* _STATED EXERCISE_: Where does the string "What" appear in the records? Copy every line that contains it.

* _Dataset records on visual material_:
+-------+
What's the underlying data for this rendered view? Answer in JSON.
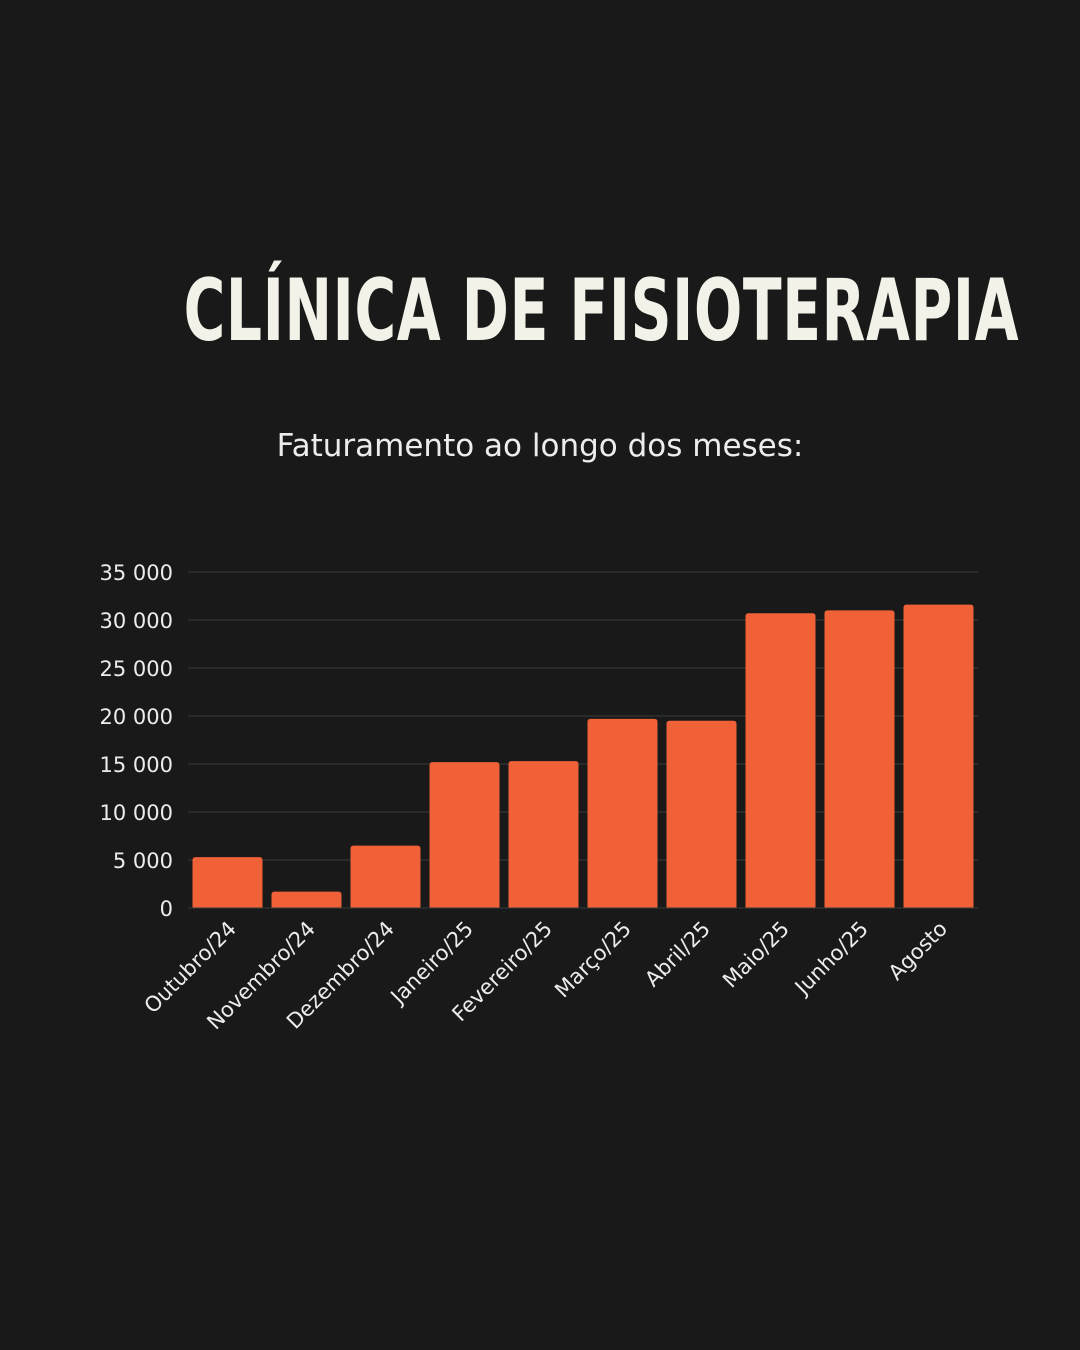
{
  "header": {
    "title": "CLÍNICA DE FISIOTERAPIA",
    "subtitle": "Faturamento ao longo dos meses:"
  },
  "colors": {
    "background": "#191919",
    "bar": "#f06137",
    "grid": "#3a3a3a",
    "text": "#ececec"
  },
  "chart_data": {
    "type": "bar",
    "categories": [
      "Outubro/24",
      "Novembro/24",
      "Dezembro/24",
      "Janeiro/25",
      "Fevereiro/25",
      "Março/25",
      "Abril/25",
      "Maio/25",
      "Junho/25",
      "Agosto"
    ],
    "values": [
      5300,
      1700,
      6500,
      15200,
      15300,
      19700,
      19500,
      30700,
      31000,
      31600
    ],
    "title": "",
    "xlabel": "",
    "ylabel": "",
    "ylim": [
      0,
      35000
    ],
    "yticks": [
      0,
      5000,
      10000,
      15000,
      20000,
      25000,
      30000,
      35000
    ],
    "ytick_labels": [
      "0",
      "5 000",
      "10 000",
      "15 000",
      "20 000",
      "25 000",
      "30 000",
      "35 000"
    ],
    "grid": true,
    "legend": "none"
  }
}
+-------+
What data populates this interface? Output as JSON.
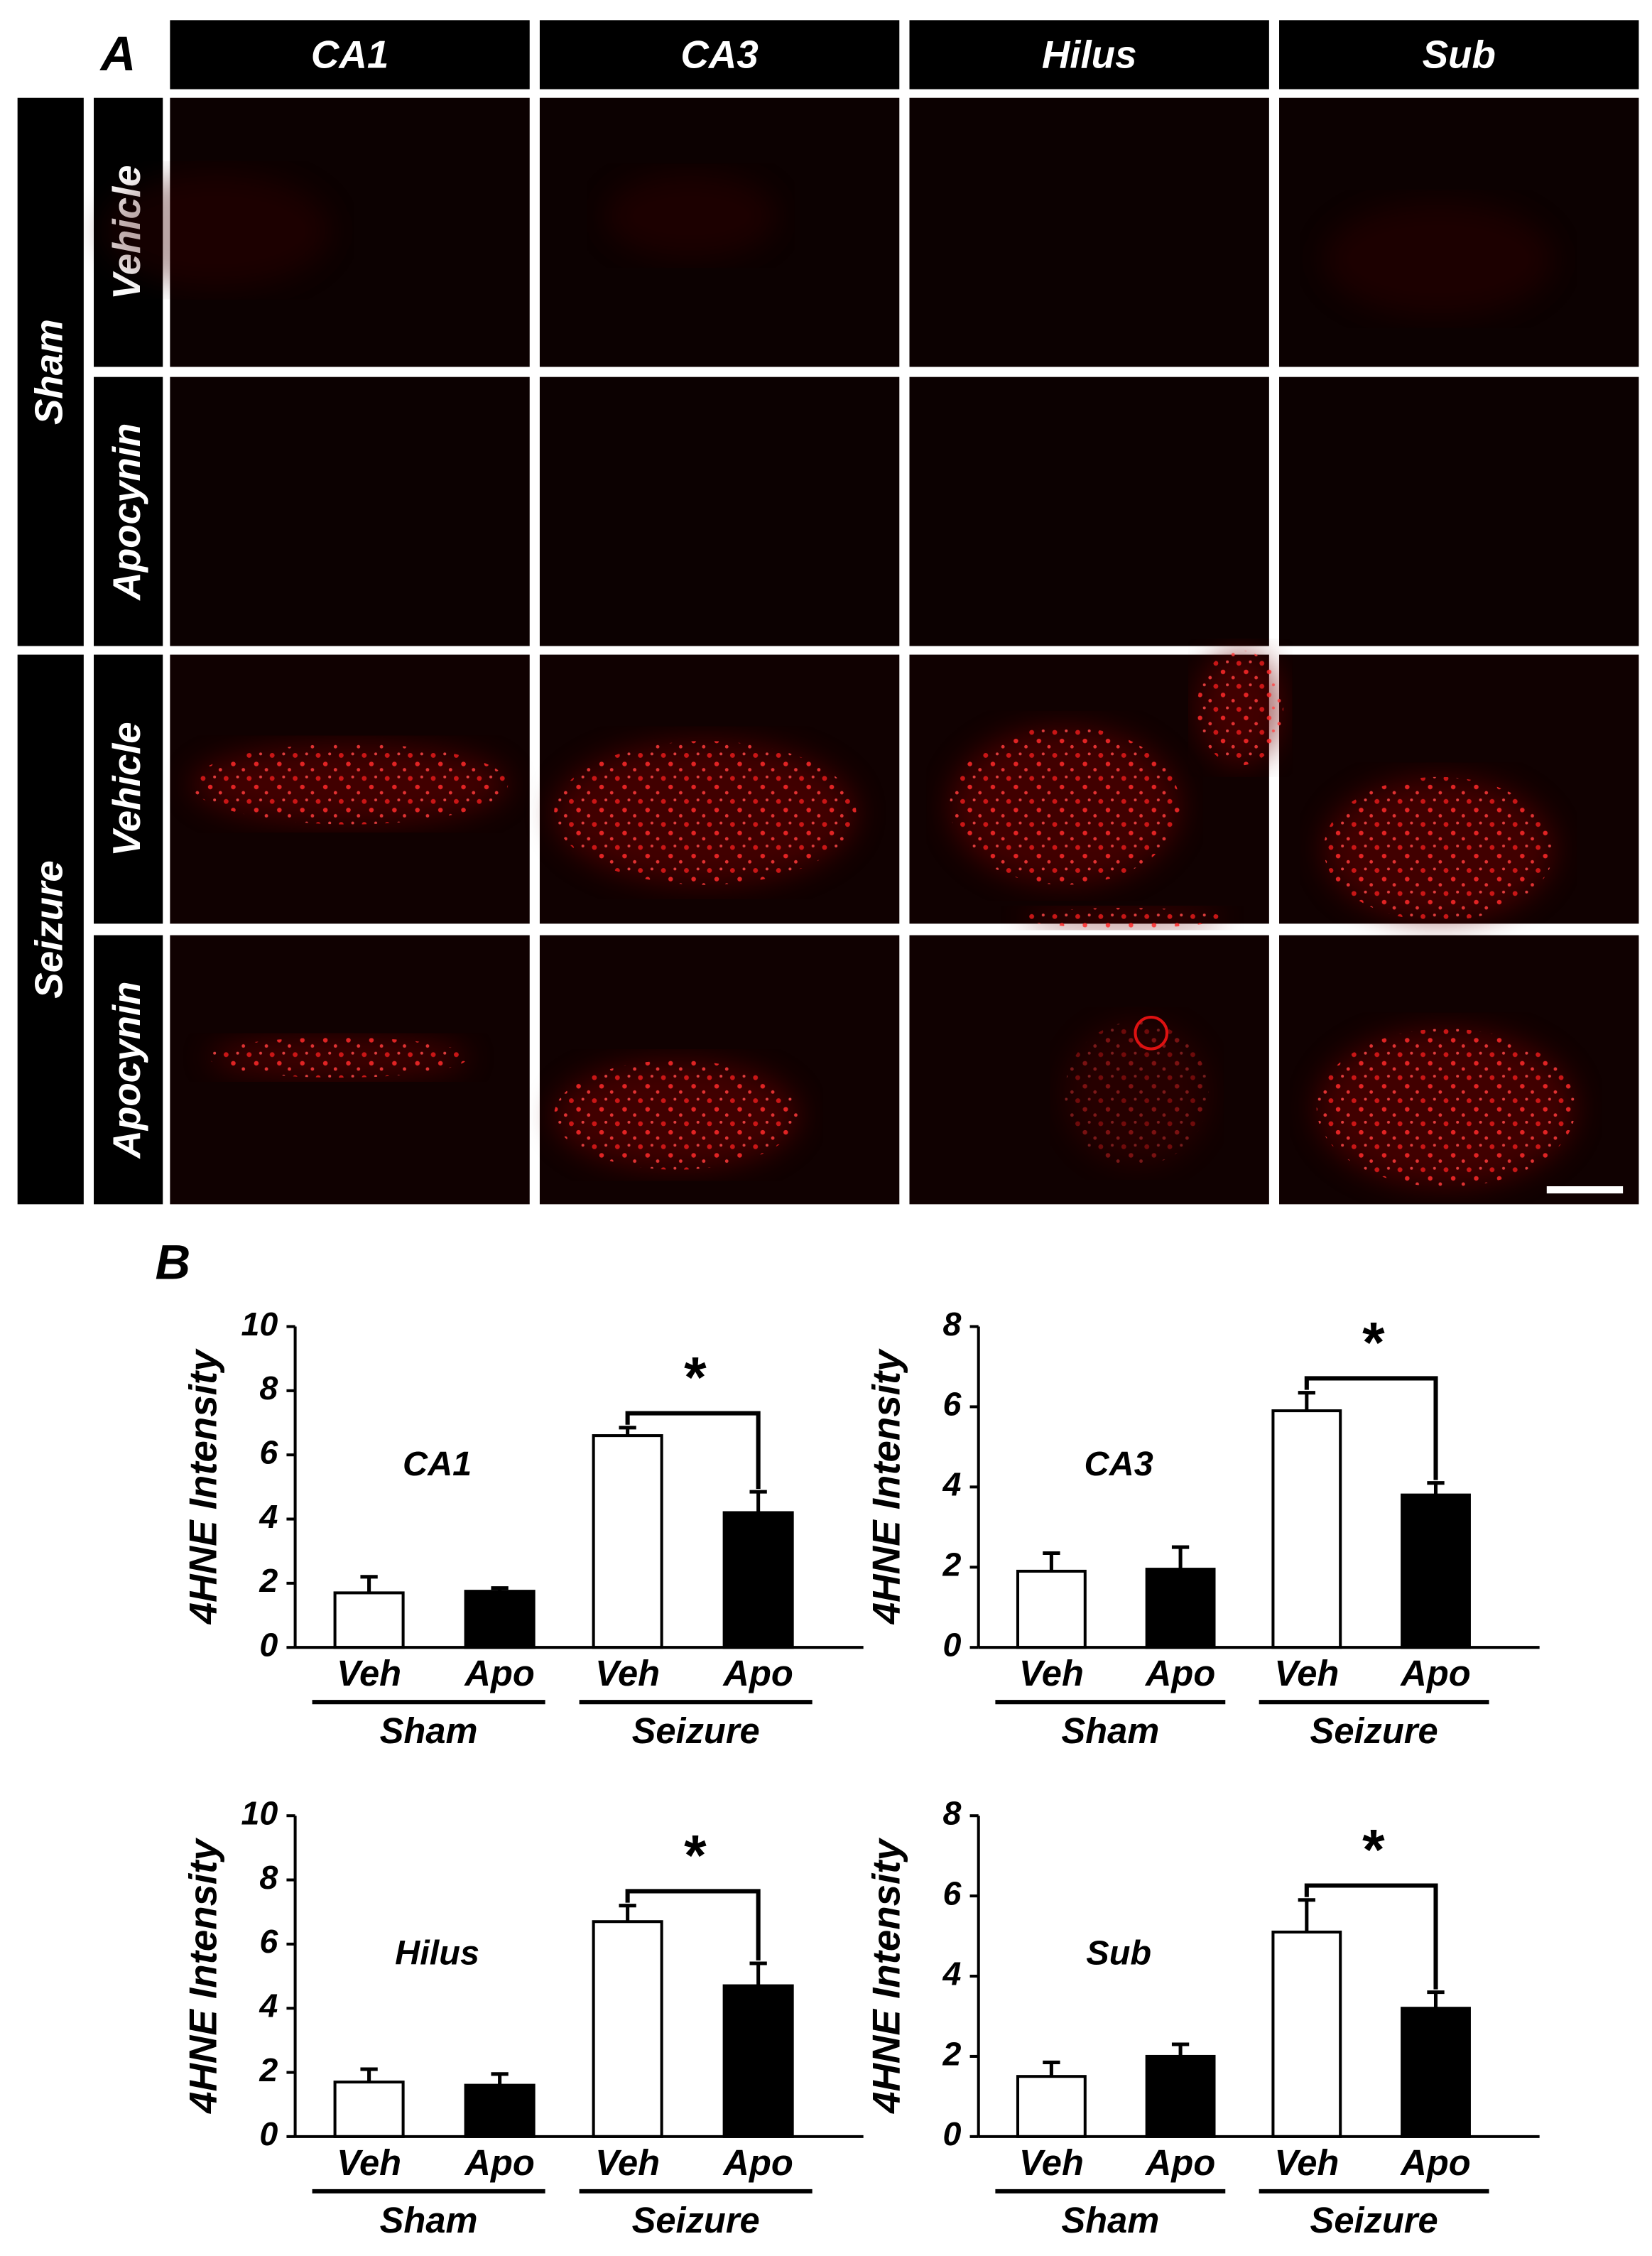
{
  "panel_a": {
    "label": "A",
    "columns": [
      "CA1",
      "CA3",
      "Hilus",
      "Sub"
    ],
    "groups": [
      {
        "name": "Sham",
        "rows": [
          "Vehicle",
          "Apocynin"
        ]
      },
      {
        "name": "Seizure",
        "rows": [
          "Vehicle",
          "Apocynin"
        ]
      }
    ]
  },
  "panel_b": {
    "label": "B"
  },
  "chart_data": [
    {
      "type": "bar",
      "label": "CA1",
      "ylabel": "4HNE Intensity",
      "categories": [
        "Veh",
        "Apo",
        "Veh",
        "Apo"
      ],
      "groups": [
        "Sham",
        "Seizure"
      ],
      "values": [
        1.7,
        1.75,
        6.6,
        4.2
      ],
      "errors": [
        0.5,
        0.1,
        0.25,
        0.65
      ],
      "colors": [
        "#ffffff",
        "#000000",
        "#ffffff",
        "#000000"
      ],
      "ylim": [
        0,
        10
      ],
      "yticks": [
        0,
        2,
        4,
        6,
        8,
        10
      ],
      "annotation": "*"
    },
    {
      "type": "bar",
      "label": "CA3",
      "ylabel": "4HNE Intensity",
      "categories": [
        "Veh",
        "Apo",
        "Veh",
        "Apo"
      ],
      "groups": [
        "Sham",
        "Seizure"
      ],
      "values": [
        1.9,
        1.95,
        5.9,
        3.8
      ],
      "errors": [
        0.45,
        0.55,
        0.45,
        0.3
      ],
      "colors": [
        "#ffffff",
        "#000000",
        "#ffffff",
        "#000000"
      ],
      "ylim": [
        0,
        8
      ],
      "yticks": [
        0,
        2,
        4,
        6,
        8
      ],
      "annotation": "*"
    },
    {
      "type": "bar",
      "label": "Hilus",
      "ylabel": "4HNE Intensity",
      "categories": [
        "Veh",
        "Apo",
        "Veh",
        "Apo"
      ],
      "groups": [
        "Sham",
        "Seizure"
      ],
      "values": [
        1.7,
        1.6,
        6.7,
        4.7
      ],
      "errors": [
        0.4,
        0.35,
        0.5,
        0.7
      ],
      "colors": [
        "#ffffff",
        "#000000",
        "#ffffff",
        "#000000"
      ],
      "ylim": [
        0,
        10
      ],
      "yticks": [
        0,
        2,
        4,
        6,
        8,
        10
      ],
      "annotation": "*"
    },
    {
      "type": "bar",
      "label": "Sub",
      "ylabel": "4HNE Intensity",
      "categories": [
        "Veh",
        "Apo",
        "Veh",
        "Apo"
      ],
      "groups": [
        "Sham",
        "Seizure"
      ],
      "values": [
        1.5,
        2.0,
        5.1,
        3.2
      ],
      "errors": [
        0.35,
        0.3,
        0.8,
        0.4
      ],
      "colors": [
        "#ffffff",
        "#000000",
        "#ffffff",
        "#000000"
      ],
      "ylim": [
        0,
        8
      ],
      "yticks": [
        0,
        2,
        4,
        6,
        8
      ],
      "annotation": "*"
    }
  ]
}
+-------+
* _WRITTEN RESPONSE_:
What's the underlying data for this rendered view? Answer in JSON.
What data populates this interface? Output as JSON.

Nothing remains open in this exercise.